((

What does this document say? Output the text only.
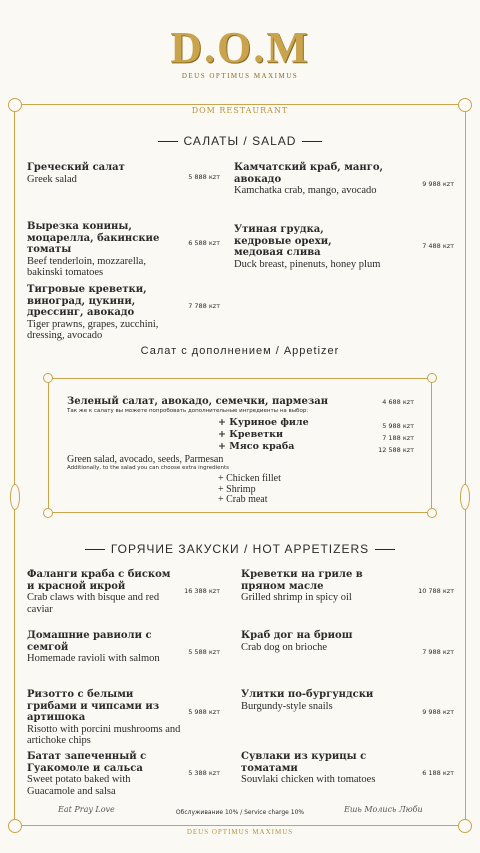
D.O.M
DEUS OPTIMUS MAXIMUS
DOM RESTAURANT
САЛАТЫ / SALAD
Греческий салат
Greek salad	5 888 кzт
Вырезка конины, моцарелла, бакинские томаты
Beef tenderloin, mozzarella, bakinski tomatoes
6 588 кzт
Тигровые креветки, виноград, цукини, дрессинг, авокадо
Tiger prawns, grapes, zucchini, dressing, avocado
7 788 кzт
Камчатский краб, манго, авокадо
Kamchatka crab, mango, avocado
9 988 кzт
Утиная грудка, кедровые орехи, медовая слива
Duck breast, pinenuts, honey plum
7 488 кzт
Салат с дополнением / Appetizer
Зеленый салат, авокадо, семечки, пармезан	4 688 кzт
Так же к салату вы можете попробовать дополнительные ингредиенты на выбор:
+ Куриное филе
+ Креветки
+ Мясо краба
5 988 кzт
7 188 кzт
12 588 кzт
Green salad, avocado, seeds, Parmesan
Additionally, to the salad you can choose extra ingredients
+ Chicken fillet
+ Shrimp
+ Crab meat
ГОРЯЧИЕ ЗАКУСКИ / HOT APPETIZERS
Фаланги краба с биском и красной икрой
Crab claws with bisque and red caviar
16 388 кzт
Домашние равиоли с семгой
Homemade ravioli with salmon
5 588 кzт
Ризотто с белыми грибами и чипсами из артишока
Risotto with porcini mushrooms and artichoke chips
5 988 кzт
Батат запеченный с Гуакомоле и сальса
Sweet potato baked with Guacamole and salsa
5 388 кzт
Креветки на гриле в пряном масле
Grilled shrimp in spicy oil
10 788 кzт
Краб дог на бриош
Crab dog on brioche	7 988 кzт
Улитки по-бургундски
Burgundy-style snails
9 988 кzт
Сувлаки из курицы с томатами
Souvlaki chicken with tomatoes
6 188 кzт
Eat Pray Love	Обслуживание 10% / Service charge 10%	Ешь Молись Люби
DEUS OPTIMUS MAXIMUS
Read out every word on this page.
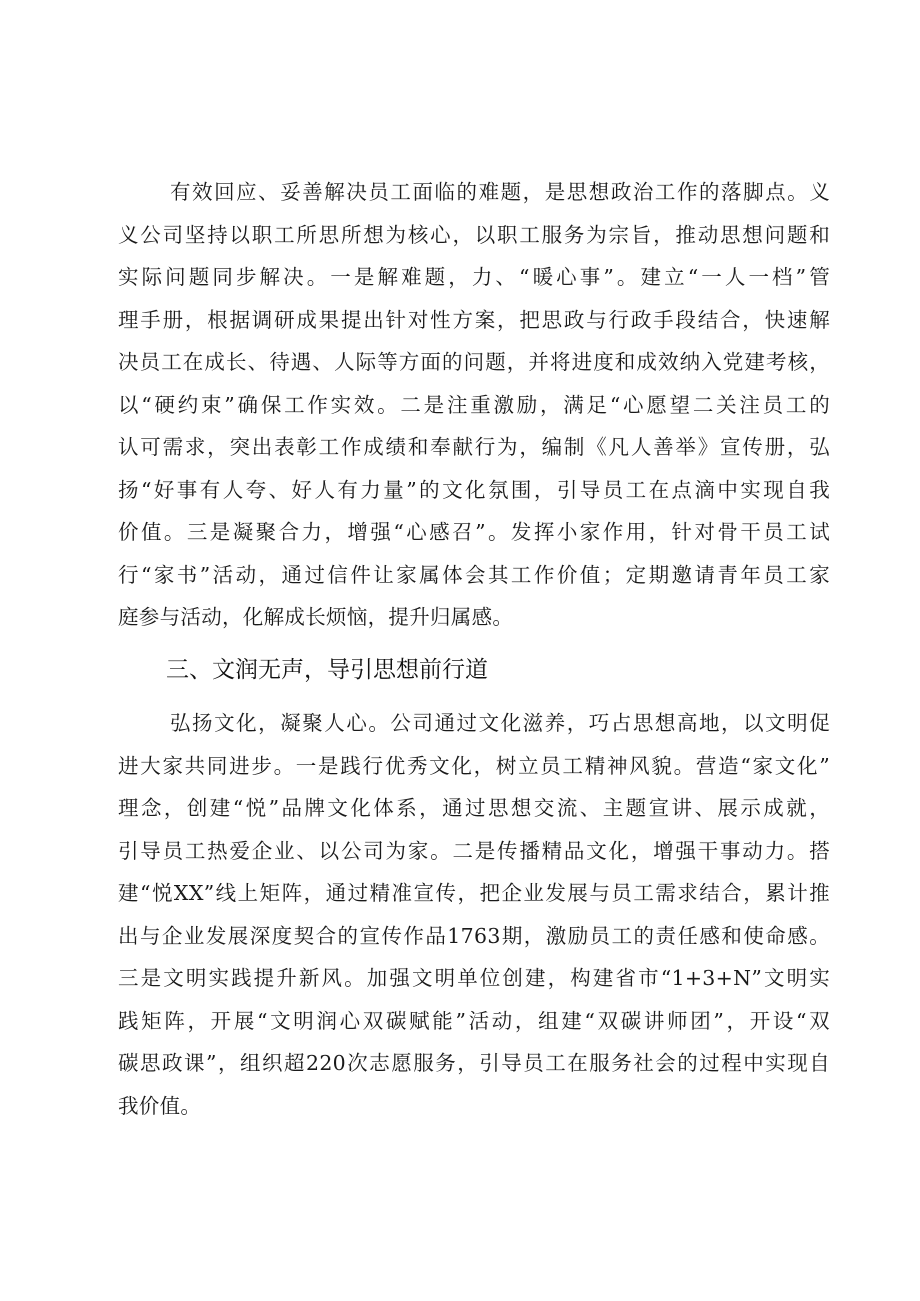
有效回应、妥善解决员工面临的难题，是思想政治工作的落脚点。义
义公司坚持以职工所思所想为核心，以职工服务为宗旨，推动思想问题和
实际问题同步解决。一是解难题，力、“暖心事”。建立“一人一档”管
理手册，根据调研成果提出针对性方案，把思政与行政手段结合，快速解
决员工在成长、待遇、人际等方面的问题，并将进度和成效纳入党建考核，
以“硬约束”确保工作实效。二是注重激励，满足“心愿望二关注员工的
认可需求，突出表彰工作成绩和奉献行为，编制《凡人善举》宣传册，弘
扬“好事有人夸、好人有力量”的文化氛围，引导员工在点滴中实现自我
价值。三是凝聚合力，增强“心感召”。发挥小家作用，针对骨干员工试
行“家书”活动，通过信件让家属体会其工作价值；定期邀请青年员工家
庭参与活动，化解成长烦恼，提升归属感。
三、文润无声，导引思想前行道
弘扬文化，凝聚人心。公司通过文化滋养，巧占思想高地，以文明促
进大家共同进步。一是践行优秀文化，树立员工精神风貌。营造“家文化”
理念，创建“悦”品牌文化体系，通过思想交流、主题宣讲、展示成就，
引导员工热爱企业、以公司为家。二是传播精品文化，增强干事动力。搭
建“悦XX”线上矩阵，通过精准宣传，把企业发展与员工需求结合，累计推
出与企业发展深度契合的宣传作品1763期，激励员工的责任感和使命感。
三是文明实践提升新风。加强文明单位创建，构建省市“1+3+N”文明实
践矩阵，开展“文明润心双碳赋能”活动，组建“双碳讲师团”，开设“双
碳思政课”，组织超220次志愿服务，引导员工在服务社会的过程中实现自
我价值。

))

▸ Work instructions:
Reproduce the material in its entirety and word for word, without the pictures.

▸ Output below:
What does this document say? Output the text only.
D.O.M
DEUS OPTIMUS MAXIMUS
DOM RESTAURANT
САЛАТЫ / SALAD
Греческий салат
Greek salad	5 888 кzт
Вырезка конины, моцарелла, бакинские томаты
Beef tenderloin, mozzarella, bakinski tomatoes
6 588 кzт
Тигровые креветки, виноград, цукини, дрессинг, авокадо
Tiger prawns, grapes, zucchini, dressing, avocado
7 788 кzт
Камчатский краб, манго, авокадо
Kamchatka crab, mango, avocado
9 988 кzт
Утиная грудка, кедровые орехи, медовая слива
Duck breast, pinenuts, honey plum
7 488 кzт
Салат с дополнением / Appetizer
Зеленый салат, авокадо, семечки, пармезан	4 688 кzт
Так же к салату вы можете попробовать дополнительные ингредиенты на выбор:
+ Куриное филе
+ Креветки
+ Мясо краба
5 988 кzт
7 188 кzт
12 588 кzт
Green salad, avocado, seeds, Parmesan
Additionally, to the salad you can choose extra ingredients
+ Chicken fillet
+ Shrimp
+ Crab meat
ГОРЯЧИЕ ЗАКУСКИ / HOT APPETIZERS
Фаланги краба с биском и красной икрой
Crab claws with bisque and red caviar
16 388 кzт
Домашние равиоли с семгой
Homemade ravioli with salmon
5 588 кzт
Ризотто с белыми грибами и чипсами из артишока
Risotto with porcini mushrooms and artichoke chips
5 988 кzт
Батат запеченный с Гуакомоле и сальса
Sweet potato baked with Guacamole and salsa
5 388 кzт
Креветки на гриле в пряном масле
Grilled shrimp in spicy oil
10 788 кzт
Краб дог на бриош
Crab dog on brioche	7 988 кzт
Улитки по-бургундски
Burgundy-style snails
9 988 кzт
Сувлаки из курицы с томатами
Souvlaki chicken with tomatoes
6 188 кzт
Eat Pray Love	Обслуживание 10% / Service charge 10%	Ешь Молись Люби
DEUS OPTIMUS MAXIMUS
Read out every word on this page.
有效回应、妥善解决员工面临的难题，是思想政治工作的落脚点。义
义公司坚持以职工所思所想为核心，以职工服务为宗旨，推动思想问题和
实际问题同步解决。一是解难题，力、“暖心事”。建立“一人一档”管
理手册，根据调研成果提出针对性方案，把思政与行政手段结合，快速解
决员工在成长、待遇、人际等方面的问题，并将进度和成效纳入党建考核，
以“硬约束”确保工作实效。二是注重激励，满足“心愿望二关注员工的
认可需求，突出表彰工作成绩和奉献行为，编制《凡人善举》宣传册，弘
扬“好事有人夸、好人有力量”的文化氛围，引导员工在点滴中实现自我
价值。三是凝聚合力，增强“心感召”。发挥小家作用，针对骨干员工试
行“家书”活动，通过信件让家属体会其工作价值；定期邀请青年员工家
庭参与活动，化解成长烦恼，提升归属感。
三、文润无声，导引思想前行道
弘扬文化，凝聚人心。公司通过文化滋养，巧占思想高地，以文明促
进大家共同进步。一是践行优秀文化，树立员工精神风貌。营造“家文化”
理念，创建“悦”品牌文化体系，通过思想交流、主题宣讲、展示成就，
引导员工热爱企业、以公司为家。二是传播精品文化，增强干事动力。搭
建“悦XX”线上矩阵，通过精准宣传，把企业发展与员工需求结合，累计推
出与企业发展深度契合的宣传作品1763期，激励员工的责任感和使命感。
三是文明实践提升新风。加强文明单位创建，构建省市“1+3+N”文明实
践矩阵，开展“文明润心双碳赋能”活动，组建“双碳讲师团”，开设“双
碳思政课”，组织超220次志愿服务，引导员工在服务社会的过程中实现自
我价值。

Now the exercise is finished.